◆ **Raw records**
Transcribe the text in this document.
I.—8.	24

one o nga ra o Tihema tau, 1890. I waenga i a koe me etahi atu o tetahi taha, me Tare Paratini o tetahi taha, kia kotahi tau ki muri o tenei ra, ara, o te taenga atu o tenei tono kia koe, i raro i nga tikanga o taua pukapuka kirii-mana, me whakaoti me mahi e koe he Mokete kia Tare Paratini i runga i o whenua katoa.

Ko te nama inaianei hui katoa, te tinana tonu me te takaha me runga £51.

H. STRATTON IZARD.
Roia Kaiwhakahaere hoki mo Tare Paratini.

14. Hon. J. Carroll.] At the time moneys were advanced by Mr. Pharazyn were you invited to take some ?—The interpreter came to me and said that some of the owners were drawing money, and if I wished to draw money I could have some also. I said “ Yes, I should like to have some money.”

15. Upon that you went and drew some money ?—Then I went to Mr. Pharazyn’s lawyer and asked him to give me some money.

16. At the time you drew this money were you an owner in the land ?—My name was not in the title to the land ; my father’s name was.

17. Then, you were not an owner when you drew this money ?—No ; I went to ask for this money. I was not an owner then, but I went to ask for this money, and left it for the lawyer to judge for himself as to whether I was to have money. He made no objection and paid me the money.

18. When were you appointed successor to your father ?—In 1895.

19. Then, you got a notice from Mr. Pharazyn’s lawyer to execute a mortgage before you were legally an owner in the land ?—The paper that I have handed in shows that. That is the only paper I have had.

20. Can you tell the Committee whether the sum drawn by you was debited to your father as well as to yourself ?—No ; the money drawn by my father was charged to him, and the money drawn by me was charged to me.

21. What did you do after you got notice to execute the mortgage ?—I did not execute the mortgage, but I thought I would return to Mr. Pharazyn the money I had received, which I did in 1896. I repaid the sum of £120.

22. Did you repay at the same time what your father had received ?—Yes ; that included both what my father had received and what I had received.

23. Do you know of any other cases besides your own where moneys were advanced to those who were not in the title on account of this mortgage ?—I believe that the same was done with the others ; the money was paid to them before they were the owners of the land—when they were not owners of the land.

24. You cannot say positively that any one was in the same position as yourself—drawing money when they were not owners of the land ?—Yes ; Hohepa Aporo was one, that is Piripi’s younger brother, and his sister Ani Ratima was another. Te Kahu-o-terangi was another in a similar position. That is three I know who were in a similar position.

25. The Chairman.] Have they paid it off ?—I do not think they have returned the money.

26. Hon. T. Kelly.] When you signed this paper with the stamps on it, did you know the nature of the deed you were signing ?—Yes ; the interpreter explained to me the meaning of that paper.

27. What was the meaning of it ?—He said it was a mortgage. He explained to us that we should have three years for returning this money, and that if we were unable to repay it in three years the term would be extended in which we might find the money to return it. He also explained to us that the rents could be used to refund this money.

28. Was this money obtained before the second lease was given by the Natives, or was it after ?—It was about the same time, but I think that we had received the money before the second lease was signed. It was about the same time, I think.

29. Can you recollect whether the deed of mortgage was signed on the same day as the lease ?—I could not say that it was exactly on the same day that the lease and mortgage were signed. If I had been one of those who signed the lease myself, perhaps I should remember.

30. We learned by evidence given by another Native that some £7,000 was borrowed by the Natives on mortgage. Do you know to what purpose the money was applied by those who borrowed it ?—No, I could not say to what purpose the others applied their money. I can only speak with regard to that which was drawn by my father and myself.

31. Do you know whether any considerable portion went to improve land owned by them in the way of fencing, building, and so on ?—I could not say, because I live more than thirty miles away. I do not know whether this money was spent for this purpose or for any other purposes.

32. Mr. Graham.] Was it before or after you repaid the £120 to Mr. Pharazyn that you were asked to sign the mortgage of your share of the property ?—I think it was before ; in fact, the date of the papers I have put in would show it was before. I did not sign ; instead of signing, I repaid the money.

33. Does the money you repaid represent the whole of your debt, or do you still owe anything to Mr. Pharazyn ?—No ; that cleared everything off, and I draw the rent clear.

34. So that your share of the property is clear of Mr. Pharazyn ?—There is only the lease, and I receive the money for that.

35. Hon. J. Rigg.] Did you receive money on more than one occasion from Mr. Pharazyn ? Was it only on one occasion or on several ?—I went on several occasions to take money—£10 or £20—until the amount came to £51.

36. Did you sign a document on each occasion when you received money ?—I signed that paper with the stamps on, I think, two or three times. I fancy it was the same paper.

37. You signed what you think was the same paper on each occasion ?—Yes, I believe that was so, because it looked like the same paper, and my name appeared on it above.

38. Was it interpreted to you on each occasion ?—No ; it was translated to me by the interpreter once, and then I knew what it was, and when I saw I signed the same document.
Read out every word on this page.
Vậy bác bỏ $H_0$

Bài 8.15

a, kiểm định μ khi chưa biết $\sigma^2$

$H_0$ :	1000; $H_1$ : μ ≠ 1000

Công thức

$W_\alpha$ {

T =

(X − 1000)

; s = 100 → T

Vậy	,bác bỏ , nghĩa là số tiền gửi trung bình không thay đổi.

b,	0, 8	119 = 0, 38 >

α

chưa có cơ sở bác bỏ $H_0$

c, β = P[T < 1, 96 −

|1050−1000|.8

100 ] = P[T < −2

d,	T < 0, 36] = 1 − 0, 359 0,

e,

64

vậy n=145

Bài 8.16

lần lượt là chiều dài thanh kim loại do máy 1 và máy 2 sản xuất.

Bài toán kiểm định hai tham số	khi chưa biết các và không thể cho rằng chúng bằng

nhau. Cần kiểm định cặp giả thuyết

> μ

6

◆ **Set exercise**
Repeat all of the records above exactly as written.

◆ **Complete answer**
Transcribe the text in this document.
I.—8.	24

one o nga ra o Tihema tau, 1890. I waenga i a koe me etahi atu o tetahi taha, me Tare Paratini o tetahi taha, kia kotahi tau ki muri o tenei ra, ara, o te taenga atu o tenei tono kia koe, i raro i nga tikanga o taua pukapuka kirii-mana, me whakaoti me mahi e koe he Mokete kia Tare Paratini i runga i o whenua katoa.

Ko te nama inaianei hui katoa, te tinana tonu me te takaha me runga £51.

H. STRATTON IZARD.
Roia Kaiwhakahaere hoki mo Tare Paratini.

14. Hon. J. Carroll.] At the time moneys were advanced by Mr. Pharazyn were you invited to take some ?—The interpreter came to me and said that some of the owners were drawing money, and if I wished to draw money I could have some also. I said “ Yes, I should like to have some money.”

15. Upon that you went and drew some money ?—Then I went to Mr. Pharazyn’s lawyer and asked him to give me some money.

16. At the time you drew this money were you an owner in the land ?—My name was not in the title to the land ; my father’s name was.

17. Then, you were not an owner when you drew this money ?—No ; I went to ask for this money. I was not an owner then, but I went to ask for this money, and left it for the lawyer to judge for himself as to whether I was to have money. He made no objection and paid me the money.

18. When were you appointed successor to your father ?—In 1895.

19. Then, you got a notice from Mr. Pharazyn’s lawyer to execute a mortgage before you were legally an owner in the land ?—The paper that I have handed in shows that. That is the only paper I have had.

20. Can you tell the Committee whether the sum drawn by you was debited to your father as well as to yourself ?—No ; the money drawn by my father was charged to him, and the money drawn by me was charged to me.

21. What did you do after you got notice to execute the mortgage ?—I did not execute the mortgage, but I thought I would return to Mr. Pharazyn the money I had received, which I did in 1896. I repaid the sum of £120.

22. Did you repay at the same time what your father had received ?—Yes ; that included both what my father had received and what I had received.

23. Do you know of any other cases besides your own where moneys were advanced to those who were not in the title on account of this mortgage ?—I believe that the same was done with the others ; the money was paid to them before they were the owners of the land—when they were not owners of the land.

24. You cannot say positively that any one was in the same position as yourself—drawing money when they were not owners of the land ?—Yes ; Hohepa Aporo was one, that is Piripi’s younger brother, and his sister Ani Ratima was another. Te Kahu-o-terangi was another in a similar position. That is three I know who were in a similar position.

25. The Chairman.] Have they paid it off ?—I do not think they have returned the money.

26. Hon. T. Kelly.] When you signed this paper with the stamps on it, did you know the nature of the deed you were signing ?—Yes ; the interpreter explained to me the meaning of that paper.

27. What was the meaning of it ?—He said it was a mortgage. He explained to us that we should have three years for returning this money, and that if we were unable to repay it in three years the term would be extended in which we might find the money to return it. He also explained to us that the rents could be used to refund this money.

28. Was this money obtained before the second lease was given by the Natives, or was it after ?—It was about the same time, but I think that we had received the money before the second lease was signed. It was about the same time, I think.

29. Can you recollect whether the deed of mortgage was signed on the same day as the lease ?—I could not say that it was exactly on the same day that the lease and mortgage were signed. If I had been one of those who signed the lease myself, perhaps I should remember.

30. We learned by evidence given by another Native that some £7,000 was borrowed by the Natives on mortgage. Do you know to what purpose the money was applied by those who borrowed it ?—No, I could not say to what purpose the others applied their money. I can only speak with regard to that which was drawn by my father and myself.

31. Do you know whether any considerable portion went to improve land owned by them in the way of fencing, building, and so on ?—I could not say, because I live more than thirty miles away. I do not know whether this money was spent for this purpose or for any other purposes.

32. Mr. Graham.] Was it before or after you repaid the £120 to Mr. Pharazyn that you were asked to sign the mortgage of your share of the property ?—I think it was before ; in fact, the date of the papers I have put in would show it was before. I did not sign ; instead of signing, I repaid the money.

33. Does the money you repaid represent the whole of your debt, or do you still owe anything to Mr. Pharazyn ?—No ; that cleared everything off, and I draw the rent clear.

34. So that your share of the property is clear of Mr. Pharazyn ?—There is only the lease, and I receive the money for that.

35. Hon. J. Rigg.] Did you receive money on more than one occasion from Mr. Pharazyn ? Was it only on one occasion or on several ?—I went on several occasions to take money—£10 or £20—until the amount came to £51.

36. Did you sign a document on each occasion when you received money ?—I signed that paper with the stamps on, I think, two or three times. I fancy it was the same paper.

37. You signed what you think was the same paper on each occasion ?—Yes, I believe that was so, because it looked like the same paper, and my name appeared on it above.

38. Was it interpreted to you on each occasion ?—No ; it was translated to me by the interpreter once, and then I knew what it was, and when I saw I signed the same document.
Read out every word on this page.
Vậy bác bỏ $H_0$

Bài 8.15

a, kiểm định μ khi chưa biết $\sigma^2$

$H_0$ :	1000; $H_1$ : μ ≠ 1000

Công thức

$W_\alpha$ {

T =

(X − 1000)

; s = 100 → T

Vậy	,bác bỏ , nghĩa là số tiền gửi trung bình không thay đổi.

b,	0, 8	119 = 0, 38 >

α

chưa có cơ sở bác bỏ $H_0$

c, β = P[T < 1, 96 −

|1050−1000|.8

100 ] = P[T < −2

d,	T < 0, 36] = 1 − 0, 359 0,

e,

64

vậy n=145

Bài 8.16

lần lượt là chiều dài thanh kim loại do máy 1 và máy 2 sản xuất.

Bài toán kiểm định hai tham số	khi chưa biết các và không thể cho rằng chúng bằng

nhau. Cần kiểm định cặp giả thuyết

> μ

6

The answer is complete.